### Task prompt
Collect each line of the records containing the string "name".

### Source records

'''

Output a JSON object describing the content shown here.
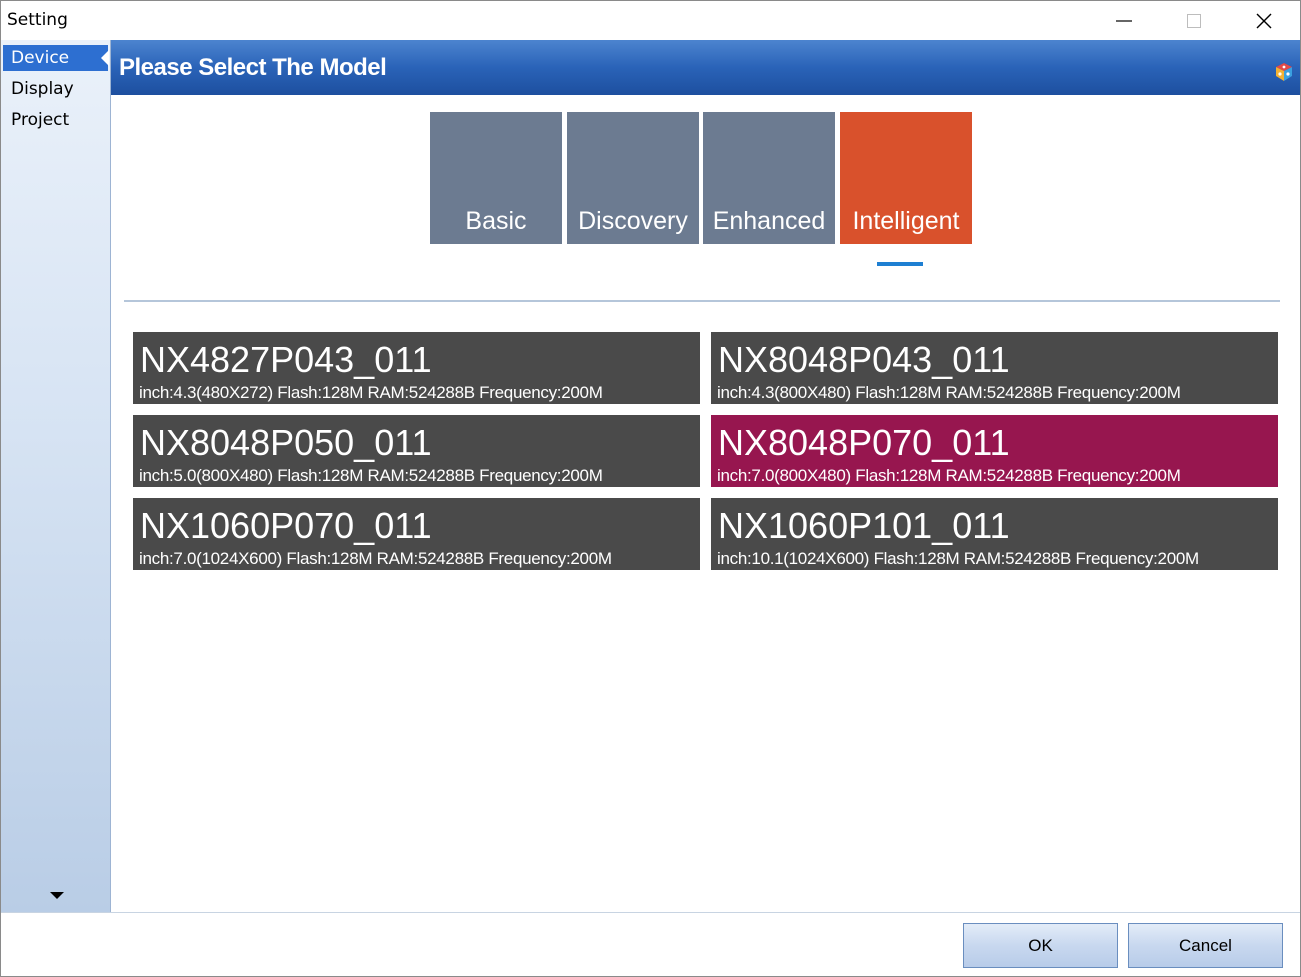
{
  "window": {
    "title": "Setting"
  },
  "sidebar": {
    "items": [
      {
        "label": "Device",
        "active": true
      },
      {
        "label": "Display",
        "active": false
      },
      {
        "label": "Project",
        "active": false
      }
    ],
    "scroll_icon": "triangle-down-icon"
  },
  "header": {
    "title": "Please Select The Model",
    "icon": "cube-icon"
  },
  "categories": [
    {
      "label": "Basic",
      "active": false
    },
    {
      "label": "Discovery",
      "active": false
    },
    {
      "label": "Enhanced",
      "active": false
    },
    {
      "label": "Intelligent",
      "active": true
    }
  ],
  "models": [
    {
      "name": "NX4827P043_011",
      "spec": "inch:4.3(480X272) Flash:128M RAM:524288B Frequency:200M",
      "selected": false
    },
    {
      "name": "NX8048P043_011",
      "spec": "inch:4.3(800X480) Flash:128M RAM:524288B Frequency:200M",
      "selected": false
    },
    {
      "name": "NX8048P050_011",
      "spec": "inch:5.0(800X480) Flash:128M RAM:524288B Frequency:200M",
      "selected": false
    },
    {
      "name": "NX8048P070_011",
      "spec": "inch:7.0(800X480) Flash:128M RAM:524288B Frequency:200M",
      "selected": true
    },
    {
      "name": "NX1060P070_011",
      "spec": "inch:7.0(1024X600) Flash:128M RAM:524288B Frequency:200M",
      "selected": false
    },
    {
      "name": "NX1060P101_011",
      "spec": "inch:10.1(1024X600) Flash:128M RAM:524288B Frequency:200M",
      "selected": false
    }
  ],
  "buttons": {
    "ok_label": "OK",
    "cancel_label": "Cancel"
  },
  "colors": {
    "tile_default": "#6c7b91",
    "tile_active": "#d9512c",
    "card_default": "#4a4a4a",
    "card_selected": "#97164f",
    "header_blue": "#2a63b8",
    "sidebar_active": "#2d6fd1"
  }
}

'''
'''

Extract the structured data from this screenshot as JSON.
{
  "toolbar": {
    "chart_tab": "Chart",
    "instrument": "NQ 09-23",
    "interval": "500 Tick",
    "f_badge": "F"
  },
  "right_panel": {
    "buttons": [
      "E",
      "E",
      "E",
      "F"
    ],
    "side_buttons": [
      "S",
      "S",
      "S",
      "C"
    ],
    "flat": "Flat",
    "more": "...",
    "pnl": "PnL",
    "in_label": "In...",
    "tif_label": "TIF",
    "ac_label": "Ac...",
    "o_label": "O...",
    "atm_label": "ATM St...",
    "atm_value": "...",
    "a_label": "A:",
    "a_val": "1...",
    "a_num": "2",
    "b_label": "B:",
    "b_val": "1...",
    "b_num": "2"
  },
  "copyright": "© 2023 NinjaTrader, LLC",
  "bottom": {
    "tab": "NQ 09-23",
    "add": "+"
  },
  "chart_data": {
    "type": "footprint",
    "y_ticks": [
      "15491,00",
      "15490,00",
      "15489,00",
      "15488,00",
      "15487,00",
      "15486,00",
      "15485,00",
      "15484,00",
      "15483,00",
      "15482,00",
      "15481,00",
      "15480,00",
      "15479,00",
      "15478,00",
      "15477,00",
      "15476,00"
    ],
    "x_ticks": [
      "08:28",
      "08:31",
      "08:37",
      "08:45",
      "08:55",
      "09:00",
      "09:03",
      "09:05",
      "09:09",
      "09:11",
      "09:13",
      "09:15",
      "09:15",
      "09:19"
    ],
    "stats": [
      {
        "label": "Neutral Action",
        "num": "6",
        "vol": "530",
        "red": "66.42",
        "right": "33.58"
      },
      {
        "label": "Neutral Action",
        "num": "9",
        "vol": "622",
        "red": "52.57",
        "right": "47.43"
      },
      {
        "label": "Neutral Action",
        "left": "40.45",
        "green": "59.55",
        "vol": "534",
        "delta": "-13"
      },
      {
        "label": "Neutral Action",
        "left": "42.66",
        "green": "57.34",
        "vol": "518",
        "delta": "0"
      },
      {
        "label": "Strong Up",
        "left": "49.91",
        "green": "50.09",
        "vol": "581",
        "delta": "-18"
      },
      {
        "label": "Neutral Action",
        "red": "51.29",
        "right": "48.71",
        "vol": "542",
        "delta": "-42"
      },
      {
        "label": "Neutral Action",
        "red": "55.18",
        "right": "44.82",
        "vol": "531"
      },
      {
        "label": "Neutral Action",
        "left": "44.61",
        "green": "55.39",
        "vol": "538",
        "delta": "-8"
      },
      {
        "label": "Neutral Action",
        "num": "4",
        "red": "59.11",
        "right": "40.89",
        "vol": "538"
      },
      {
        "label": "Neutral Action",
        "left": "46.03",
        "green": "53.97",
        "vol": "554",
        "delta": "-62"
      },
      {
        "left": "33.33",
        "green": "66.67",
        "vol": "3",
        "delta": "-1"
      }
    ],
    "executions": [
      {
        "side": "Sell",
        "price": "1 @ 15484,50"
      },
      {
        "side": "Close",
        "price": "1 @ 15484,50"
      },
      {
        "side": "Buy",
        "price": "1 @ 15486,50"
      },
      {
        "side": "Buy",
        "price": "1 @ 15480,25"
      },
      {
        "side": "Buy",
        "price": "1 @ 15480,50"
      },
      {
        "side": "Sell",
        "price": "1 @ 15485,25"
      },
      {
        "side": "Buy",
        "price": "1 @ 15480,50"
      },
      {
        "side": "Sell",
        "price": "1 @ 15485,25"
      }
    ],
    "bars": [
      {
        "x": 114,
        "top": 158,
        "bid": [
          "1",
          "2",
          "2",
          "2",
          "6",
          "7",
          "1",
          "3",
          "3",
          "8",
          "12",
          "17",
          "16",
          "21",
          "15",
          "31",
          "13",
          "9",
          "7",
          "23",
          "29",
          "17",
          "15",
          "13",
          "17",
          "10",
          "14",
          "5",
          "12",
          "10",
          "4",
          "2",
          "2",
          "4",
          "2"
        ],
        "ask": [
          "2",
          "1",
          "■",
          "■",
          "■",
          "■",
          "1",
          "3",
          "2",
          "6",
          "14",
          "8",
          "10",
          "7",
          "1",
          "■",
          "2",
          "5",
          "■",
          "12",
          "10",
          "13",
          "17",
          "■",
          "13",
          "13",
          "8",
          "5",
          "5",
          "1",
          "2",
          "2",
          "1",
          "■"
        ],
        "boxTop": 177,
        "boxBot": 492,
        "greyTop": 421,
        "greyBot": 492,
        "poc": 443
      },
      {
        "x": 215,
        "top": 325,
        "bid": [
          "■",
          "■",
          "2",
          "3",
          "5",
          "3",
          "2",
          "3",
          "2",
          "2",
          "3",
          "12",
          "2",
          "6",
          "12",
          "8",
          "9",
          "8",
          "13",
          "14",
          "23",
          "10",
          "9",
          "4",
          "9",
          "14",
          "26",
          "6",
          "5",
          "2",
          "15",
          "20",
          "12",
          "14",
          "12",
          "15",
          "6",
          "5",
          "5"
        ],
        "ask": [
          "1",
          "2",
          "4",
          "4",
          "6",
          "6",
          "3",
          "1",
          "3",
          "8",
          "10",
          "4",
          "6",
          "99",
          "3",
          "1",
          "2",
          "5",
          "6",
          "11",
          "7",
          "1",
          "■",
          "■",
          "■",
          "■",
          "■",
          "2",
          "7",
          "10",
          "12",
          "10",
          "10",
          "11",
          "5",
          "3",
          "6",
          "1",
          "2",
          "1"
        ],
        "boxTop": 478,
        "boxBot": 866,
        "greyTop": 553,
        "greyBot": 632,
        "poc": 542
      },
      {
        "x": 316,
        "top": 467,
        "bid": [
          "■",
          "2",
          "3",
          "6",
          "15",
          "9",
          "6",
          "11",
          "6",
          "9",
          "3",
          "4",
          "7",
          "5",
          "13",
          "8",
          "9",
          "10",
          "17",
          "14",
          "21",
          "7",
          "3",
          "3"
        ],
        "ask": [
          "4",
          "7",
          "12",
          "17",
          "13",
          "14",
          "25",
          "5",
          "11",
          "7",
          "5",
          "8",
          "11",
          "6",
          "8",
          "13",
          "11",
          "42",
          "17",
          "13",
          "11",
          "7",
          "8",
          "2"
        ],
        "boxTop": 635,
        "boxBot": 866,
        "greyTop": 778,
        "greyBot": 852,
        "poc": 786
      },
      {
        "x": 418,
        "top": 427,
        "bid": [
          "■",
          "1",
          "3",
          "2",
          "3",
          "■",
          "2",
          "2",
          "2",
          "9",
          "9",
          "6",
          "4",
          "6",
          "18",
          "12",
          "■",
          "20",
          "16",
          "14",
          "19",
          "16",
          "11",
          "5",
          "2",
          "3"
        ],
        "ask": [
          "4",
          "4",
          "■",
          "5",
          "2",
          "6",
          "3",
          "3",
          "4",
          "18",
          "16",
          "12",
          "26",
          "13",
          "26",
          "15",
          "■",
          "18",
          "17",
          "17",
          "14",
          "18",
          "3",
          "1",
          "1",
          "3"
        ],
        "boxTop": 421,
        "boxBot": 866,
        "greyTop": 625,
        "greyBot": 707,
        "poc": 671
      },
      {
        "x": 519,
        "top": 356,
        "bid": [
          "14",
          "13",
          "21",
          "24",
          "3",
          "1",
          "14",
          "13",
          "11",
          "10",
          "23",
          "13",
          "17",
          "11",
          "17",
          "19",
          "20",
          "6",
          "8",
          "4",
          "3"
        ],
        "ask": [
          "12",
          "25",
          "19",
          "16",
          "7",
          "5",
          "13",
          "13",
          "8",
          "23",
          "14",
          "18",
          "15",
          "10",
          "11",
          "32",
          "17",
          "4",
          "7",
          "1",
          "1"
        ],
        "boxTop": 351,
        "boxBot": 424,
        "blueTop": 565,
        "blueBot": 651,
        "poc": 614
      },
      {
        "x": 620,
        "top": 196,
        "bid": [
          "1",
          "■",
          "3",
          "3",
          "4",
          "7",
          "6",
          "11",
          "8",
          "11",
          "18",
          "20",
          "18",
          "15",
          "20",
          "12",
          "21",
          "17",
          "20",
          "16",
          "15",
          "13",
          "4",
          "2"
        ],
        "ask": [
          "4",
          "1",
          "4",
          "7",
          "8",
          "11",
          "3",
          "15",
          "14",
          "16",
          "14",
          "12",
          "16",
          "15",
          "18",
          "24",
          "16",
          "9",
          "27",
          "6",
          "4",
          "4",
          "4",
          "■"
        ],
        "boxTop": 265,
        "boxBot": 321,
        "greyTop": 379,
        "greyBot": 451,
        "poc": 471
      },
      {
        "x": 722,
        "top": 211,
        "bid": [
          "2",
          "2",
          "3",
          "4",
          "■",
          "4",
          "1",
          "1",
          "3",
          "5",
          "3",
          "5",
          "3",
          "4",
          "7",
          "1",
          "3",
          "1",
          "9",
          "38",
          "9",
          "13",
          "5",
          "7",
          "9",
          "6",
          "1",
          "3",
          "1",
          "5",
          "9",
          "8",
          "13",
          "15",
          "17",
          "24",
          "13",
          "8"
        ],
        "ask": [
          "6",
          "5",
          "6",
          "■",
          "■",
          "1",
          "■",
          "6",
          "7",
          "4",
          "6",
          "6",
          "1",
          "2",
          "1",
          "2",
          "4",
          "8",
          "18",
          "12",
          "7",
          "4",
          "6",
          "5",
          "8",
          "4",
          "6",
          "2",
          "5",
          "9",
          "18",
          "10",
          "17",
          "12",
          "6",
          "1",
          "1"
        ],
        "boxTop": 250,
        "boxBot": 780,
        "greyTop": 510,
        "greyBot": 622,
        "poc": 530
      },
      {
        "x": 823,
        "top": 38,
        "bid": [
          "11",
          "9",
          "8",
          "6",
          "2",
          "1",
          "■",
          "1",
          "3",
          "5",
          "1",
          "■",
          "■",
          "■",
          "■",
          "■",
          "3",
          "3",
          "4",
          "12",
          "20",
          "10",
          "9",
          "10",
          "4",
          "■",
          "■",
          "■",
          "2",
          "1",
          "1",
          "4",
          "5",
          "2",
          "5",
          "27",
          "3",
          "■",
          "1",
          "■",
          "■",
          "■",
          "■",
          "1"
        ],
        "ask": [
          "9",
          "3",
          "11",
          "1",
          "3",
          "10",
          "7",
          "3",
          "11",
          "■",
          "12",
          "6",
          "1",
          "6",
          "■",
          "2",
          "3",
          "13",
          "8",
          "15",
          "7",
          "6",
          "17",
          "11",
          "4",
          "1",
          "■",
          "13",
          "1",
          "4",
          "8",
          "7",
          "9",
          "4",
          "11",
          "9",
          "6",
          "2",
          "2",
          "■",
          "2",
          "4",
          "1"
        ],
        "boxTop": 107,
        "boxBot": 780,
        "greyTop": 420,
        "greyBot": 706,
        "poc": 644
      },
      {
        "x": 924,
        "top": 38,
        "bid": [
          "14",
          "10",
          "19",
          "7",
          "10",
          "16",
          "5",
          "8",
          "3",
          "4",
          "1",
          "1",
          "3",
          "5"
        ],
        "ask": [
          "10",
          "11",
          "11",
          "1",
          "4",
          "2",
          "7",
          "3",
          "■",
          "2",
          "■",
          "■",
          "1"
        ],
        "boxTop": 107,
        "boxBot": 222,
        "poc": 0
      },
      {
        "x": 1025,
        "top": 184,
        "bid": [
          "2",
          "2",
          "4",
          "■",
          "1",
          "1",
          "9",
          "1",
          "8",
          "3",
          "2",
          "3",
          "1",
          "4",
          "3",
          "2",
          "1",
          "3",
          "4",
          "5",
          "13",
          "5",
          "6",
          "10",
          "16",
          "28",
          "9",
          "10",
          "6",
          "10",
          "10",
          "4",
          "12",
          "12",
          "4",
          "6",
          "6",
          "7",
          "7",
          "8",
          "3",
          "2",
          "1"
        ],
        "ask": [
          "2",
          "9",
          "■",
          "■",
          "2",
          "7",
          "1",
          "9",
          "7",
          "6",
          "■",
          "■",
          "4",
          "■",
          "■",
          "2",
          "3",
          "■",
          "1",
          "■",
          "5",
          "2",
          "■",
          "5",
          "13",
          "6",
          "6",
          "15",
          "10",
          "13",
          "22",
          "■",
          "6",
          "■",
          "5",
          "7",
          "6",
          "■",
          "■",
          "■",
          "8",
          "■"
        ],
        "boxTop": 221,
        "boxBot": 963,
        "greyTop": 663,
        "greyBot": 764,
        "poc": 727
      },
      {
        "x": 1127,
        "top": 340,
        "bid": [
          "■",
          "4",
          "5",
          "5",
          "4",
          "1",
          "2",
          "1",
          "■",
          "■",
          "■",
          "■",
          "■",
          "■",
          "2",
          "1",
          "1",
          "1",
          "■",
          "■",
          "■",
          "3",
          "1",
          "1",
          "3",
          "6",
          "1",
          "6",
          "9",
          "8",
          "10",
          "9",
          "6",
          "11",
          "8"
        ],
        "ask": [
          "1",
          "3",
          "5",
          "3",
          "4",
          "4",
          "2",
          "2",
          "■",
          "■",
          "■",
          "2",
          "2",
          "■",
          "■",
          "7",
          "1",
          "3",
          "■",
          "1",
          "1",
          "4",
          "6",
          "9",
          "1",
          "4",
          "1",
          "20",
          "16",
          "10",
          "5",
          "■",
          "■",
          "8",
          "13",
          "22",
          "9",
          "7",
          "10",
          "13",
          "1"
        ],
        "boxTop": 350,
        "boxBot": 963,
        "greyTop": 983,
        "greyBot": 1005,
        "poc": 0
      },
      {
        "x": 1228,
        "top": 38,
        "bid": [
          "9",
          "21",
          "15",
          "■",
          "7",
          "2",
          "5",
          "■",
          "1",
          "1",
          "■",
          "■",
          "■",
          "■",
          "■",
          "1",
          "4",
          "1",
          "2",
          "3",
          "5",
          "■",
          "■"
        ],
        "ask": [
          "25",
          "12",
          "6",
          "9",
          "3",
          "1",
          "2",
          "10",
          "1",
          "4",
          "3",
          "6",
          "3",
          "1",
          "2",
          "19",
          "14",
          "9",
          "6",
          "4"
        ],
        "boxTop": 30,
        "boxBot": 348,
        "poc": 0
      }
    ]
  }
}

'''

### Task answer
      "name": "NX4827P043_011",
      "name": "NX8048P043_011",
      "name": "NX8048P050_011",
      "name": "NX8048P070_011",
      "name": "NX1060P070_011",
      "name": "NX1060P101_011",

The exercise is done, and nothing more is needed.